To do:
Go through the entries and say how many lines contain the string "document". The number is the whole answer.

Data to use:
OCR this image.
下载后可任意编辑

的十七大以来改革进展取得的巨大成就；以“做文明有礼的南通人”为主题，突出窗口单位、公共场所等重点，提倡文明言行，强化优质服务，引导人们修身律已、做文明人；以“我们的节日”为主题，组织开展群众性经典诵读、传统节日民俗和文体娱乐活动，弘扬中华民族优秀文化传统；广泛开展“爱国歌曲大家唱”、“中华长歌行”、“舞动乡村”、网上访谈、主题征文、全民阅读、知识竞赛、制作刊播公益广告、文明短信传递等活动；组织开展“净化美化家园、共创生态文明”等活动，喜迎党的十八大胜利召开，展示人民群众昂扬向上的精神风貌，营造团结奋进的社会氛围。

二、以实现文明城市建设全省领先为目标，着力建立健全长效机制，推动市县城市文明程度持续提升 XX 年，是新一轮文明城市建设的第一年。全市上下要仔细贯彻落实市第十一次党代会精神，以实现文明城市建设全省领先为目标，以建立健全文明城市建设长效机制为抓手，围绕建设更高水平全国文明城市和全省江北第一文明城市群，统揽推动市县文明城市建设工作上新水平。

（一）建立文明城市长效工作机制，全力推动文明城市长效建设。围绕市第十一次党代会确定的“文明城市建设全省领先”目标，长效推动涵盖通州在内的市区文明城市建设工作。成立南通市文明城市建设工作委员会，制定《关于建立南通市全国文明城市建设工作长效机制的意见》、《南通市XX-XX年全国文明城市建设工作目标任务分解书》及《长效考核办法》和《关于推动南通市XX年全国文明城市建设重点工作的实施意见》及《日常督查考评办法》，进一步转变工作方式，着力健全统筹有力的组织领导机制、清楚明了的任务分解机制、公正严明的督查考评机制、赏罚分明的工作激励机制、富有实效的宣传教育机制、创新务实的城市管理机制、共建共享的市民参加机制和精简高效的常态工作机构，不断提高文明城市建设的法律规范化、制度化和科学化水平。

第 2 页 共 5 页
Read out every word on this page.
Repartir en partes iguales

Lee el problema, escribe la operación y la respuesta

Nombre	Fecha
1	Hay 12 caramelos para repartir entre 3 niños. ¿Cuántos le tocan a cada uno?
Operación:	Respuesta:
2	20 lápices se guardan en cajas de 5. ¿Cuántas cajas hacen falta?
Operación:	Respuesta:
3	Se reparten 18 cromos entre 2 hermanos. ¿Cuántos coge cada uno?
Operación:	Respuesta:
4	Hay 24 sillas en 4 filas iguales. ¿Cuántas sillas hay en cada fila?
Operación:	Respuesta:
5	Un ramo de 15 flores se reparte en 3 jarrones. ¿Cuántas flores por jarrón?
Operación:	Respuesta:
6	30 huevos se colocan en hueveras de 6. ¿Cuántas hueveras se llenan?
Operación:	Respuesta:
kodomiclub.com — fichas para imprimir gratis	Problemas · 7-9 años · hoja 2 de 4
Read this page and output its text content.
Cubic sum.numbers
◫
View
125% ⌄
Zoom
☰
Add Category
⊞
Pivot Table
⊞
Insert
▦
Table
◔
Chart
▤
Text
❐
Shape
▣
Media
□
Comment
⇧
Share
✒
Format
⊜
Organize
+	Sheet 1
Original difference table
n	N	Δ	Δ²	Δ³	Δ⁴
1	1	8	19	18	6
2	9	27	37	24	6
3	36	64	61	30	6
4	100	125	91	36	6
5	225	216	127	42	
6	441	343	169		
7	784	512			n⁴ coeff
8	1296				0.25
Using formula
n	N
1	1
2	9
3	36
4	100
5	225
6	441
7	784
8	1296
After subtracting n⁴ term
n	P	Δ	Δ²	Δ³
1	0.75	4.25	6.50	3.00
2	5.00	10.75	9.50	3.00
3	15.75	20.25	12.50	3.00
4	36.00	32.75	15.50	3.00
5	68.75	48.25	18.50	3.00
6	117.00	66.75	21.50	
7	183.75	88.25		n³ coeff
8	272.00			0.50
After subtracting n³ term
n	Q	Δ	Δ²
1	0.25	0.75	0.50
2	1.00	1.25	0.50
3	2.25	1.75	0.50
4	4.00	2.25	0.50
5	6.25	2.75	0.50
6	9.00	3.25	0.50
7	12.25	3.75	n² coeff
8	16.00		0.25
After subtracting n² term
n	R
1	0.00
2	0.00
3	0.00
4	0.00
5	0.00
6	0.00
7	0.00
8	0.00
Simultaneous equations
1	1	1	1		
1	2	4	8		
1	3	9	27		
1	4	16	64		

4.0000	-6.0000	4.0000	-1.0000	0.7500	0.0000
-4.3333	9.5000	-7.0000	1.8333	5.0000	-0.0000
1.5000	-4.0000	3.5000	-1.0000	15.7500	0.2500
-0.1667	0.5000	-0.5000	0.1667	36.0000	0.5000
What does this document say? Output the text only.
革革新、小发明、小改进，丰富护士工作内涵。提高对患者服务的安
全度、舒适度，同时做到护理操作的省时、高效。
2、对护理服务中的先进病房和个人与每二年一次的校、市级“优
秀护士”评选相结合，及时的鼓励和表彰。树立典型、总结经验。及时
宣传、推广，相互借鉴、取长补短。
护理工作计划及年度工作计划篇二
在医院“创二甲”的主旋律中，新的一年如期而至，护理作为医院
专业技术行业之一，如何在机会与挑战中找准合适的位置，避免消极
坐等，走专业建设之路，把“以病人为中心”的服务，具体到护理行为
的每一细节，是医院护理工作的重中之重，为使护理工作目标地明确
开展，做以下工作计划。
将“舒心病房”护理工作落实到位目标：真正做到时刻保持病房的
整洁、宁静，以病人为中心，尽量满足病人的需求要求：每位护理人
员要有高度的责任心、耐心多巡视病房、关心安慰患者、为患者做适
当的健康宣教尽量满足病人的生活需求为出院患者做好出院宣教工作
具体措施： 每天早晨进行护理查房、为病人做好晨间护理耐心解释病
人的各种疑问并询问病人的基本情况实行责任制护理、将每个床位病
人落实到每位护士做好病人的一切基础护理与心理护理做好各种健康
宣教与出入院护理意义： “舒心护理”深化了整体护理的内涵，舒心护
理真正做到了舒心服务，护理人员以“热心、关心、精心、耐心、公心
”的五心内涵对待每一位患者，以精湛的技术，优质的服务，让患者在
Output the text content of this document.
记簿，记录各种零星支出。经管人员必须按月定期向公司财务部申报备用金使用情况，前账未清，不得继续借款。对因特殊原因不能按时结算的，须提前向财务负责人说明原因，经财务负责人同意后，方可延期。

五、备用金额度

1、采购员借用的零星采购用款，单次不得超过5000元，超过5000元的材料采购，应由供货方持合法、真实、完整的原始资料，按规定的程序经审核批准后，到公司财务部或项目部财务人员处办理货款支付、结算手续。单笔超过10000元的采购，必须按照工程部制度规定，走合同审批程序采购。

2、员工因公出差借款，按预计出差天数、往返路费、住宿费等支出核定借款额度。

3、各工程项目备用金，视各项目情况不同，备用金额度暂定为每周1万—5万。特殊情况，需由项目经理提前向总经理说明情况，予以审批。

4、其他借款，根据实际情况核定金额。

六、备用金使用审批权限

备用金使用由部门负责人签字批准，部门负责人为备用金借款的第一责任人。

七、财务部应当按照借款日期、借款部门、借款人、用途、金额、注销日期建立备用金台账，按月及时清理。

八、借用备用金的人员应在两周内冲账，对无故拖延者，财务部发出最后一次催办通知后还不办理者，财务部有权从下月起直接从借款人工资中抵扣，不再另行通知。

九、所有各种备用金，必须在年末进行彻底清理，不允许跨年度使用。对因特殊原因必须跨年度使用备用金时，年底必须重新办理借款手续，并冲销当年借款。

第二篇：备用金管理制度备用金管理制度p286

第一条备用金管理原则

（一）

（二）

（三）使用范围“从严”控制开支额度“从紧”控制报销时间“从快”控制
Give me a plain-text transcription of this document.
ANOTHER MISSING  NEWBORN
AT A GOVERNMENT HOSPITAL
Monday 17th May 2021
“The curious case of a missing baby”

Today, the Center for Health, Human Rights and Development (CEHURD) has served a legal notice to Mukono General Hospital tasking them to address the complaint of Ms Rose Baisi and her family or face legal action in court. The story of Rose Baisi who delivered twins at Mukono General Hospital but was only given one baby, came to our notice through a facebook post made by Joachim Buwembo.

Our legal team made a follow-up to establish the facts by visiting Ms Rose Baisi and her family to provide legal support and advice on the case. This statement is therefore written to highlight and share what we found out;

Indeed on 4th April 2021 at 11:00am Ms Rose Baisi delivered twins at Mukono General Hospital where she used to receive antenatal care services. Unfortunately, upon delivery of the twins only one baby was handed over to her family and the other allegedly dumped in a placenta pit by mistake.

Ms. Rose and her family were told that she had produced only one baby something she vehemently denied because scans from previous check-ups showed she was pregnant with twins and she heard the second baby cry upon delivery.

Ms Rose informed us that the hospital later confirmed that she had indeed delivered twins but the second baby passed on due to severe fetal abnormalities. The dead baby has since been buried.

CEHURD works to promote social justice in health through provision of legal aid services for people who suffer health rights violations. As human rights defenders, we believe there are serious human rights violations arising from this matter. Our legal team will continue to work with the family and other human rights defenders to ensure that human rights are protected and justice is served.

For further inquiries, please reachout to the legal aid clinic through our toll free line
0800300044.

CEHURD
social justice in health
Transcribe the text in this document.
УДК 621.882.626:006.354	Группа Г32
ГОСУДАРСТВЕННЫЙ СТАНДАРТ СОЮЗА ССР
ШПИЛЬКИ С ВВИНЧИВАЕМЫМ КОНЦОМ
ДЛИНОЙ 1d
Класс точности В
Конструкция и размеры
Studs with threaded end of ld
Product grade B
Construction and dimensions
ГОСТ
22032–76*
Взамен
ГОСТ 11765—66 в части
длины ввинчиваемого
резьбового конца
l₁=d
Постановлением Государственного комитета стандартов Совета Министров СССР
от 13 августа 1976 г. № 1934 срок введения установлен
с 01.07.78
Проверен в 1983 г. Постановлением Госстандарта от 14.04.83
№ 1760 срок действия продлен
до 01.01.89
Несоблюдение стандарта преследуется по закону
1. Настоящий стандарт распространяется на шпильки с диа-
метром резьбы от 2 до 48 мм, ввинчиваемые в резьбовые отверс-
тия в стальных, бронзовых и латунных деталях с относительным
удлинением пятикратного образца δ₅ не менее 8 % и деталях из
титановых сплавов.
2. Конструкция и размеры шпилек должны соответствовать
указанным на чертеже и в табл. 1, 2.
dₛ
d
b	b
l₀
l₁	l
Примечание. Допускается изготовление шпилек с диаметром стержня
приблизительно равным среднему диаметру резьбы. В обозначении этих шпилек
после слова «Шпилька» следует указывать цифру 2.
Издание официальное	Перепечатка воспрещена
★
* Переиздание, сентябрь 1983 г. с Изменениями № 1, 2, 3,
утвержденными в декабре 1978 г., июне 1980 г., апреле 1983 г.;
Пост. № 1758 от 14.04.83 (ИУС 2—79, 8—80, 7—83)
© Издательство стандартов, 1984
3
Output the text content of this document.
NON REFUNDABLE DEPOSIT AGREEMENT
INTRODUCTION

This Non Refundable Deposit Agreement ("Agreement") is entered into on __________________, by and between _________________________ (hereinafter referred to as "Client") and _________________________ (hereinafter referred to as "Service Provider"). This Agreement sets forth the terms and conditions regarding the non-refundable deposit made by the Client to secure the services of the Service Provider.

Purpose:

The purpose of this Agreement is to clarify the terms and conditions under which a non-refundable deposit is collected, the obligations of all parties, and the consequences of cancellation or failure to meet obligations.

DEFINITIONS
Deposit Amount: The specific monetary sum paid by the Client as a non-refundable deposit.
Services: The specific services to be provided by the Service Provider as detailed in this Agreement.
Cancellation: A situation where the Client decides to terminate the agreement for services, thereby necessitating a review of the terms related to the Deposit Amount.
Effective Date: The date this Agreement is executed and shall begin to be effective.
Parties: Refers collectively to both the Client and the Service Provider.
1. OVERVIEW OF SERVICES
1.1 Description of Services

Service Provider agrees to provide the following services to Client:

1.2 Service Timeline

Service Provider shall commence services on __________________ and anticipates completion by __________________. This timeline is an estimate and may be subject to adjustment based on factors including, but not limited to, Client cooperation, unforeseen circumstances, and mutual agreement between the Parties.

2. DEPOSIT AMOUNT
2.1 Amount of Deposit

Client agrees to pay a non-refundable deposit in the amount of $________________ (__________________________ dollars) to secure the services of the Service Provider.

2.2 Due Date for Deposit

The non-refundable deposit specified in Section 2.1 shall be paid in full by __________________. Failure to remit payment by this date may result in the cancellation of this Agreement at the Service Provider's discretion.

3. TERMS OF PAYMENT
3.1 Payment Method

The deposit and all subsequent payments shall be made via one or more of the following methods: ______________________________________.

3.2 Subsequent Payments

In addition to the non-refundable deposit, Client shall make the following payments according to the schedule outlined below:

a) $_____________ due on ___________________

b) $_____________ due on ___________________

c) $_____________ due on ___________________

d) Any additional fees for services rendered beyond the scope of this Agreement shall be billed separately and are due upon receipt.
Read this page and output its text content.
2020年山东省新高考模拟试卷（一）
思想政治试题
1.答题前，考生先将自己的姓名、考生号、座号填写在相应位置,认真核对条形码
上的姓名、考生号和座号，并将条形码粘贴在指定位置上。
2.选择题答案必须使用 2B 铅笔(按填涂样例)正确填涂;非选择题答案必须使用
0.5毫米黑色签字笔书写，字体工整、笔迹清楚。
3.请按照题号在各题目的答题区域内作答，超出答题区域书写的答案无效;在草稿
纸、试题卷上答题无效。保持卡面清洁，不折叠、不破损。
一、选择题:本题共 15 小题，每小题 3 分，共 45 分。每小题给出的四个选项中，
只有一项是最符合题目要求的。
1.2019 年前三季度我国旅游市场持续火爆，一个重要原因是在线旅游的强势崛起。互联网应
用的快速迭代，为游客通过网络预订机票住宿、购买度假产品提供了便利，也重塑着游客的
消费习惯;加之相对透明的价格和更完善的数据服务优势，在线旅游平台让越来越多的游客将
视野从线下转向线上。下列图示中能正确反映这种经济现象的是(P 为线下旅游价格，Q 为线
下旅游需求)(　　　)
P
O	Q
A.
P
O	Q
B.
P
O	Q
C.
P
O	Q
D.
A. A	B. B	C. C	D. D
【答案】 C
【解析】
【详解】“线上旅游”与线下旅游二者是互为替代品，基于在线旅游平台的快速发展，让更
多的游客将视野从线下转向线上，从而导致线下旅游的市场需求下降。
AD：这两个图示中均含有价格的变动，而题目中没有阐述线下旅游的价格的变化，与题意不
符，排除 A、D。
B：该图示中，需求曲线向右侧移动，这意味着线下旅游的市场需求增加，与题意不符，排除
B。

The reply:
5